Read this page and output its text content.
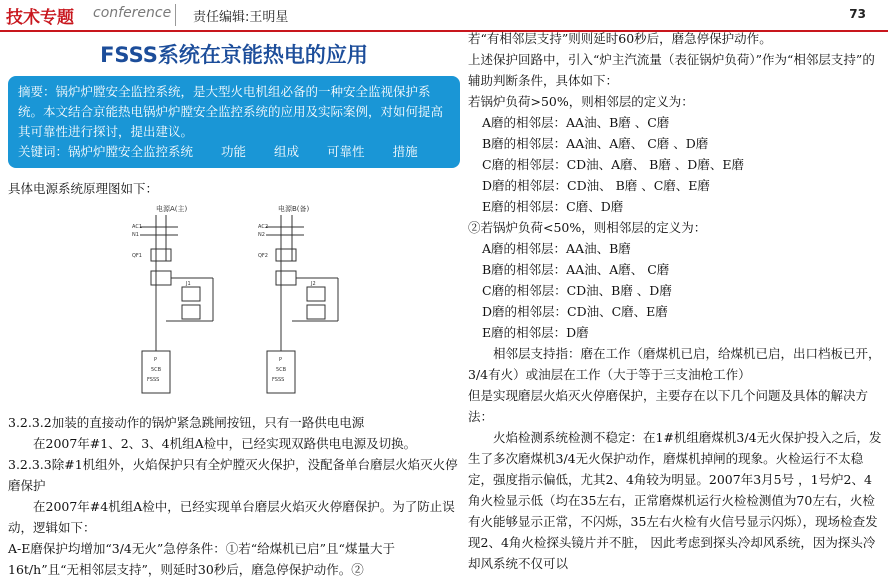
技术专题 conference 责任编辑:王明星	73
FSSS系统在京能热电的应用

摘要：锅炉炉膛安全监控系统，是大型火电机组必备的一种安全监视保护系统。本文结合京能热电锅炉炉膛安全监控系统的应用及实际案例，对如何提高其可靠性进行探讨，提出建议。

关键词：锅炉炉膛安全监控系统 功能 组成 可靠性 措施

具体电源系统原理图如下：

电源A(主)	电源B(备)
AC1
N1
AC2
N2
QF1	QF2
J1	J2
P
5CB
FSSS
P
5CB
FSSS

3.2.3.2加装的直接动作的锅炉紧急跳闸按钮，只有一路供电电源

在2007年#1、2、3、4机组A检中，已经实现双路供电电源及切换。

3.2.3.3除#1机组外，火焰保护只有全炉膛灭火保护，没配备单台磨层火焰灭火停磨保护

在2007年#4机组A检中，已经实现单台磨层火焰灭火停磨保护。为了防止误动，逻辑如下：

A-E磨保护均增加“3/4无火”急停条件：①若“给煤机已启”且“煤量大于16t/h”且“无相邻层支持”，则延时30秒后，磨急停保护动作。②

若“有相邻层支持”则则延时60秒后，磨急停保护动作。

上述保护回路中，引入“炉主汽流量（表征锅炉负荷）”作为“相邻层支持”的辅助判断条件，具体如下：

若锅炉负荷>50%，则相邻层的定义为：

A磨的相邻层：AA油、B磨 、C磨

B磨的相邻层：AA油、A磨、 C磨 、D磨

C磨的相邻层：CD油、A磨、 B磨 、D磨、E磨

D磨的相邻层：CD油、 B磨 、C磨、E磨

E磨的相邻层：C磨、D磨

②若锅炉负荷<50%，则相邻层的定义为：

A磨的相邻层：AA油、B磨

B磨的相邻层：AA油、A磨、 C磨

C磨的相邻层：CD油、B磨 、D磨

D磨的相邻层：CD油、C磨、E磨

E磨的相邻层：D磨

相邻层支持指：磨在工作（磨煤机已启，给煤机已启，出口档板已开，3/4有火）或油层在工作（大于等于三支油枪工作）

但是实现磨层火焰灭火停磨保护，主要存在以下几个问题及具体的解决方法：

火焰检测系统检测不稳定：在1#机组磨煤机3/4无火保护投入之后，发生了多次磨煤机3/4无火保护动作，磨煤机掉闸的现象。火检运行不太稳定，强度指示偏低，尤其2、4角较为明显。2007年3月5号 ，1号炉2、4角火检显示低（均在35左右，正常磨煤机运行火检检测值为70左右，火检有火能够显示正常，不闪烁，35左右火检有火信号显示闪烁），现场检查发现2、4角火检探头镜片并不脏， 因此考虑到探头冷却风系统，因为探头冷却风系统不仅可以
-=-=-
# Directions
Track down every line holding the string "给煤机已启" and copy it.

# Response
A-E磨保护均增加“3/4无火”急停条件：①若“给煤机已启”且“煤量大于16t/h”且“无相邻层支持”，则延时30秒后，磨急停保护动作。②
相邻层支持指：磨在工作（磨煤机已启，给煤机已启，出口档板已开，3/4有火）或油层在工作（大于等于三支油枪工作）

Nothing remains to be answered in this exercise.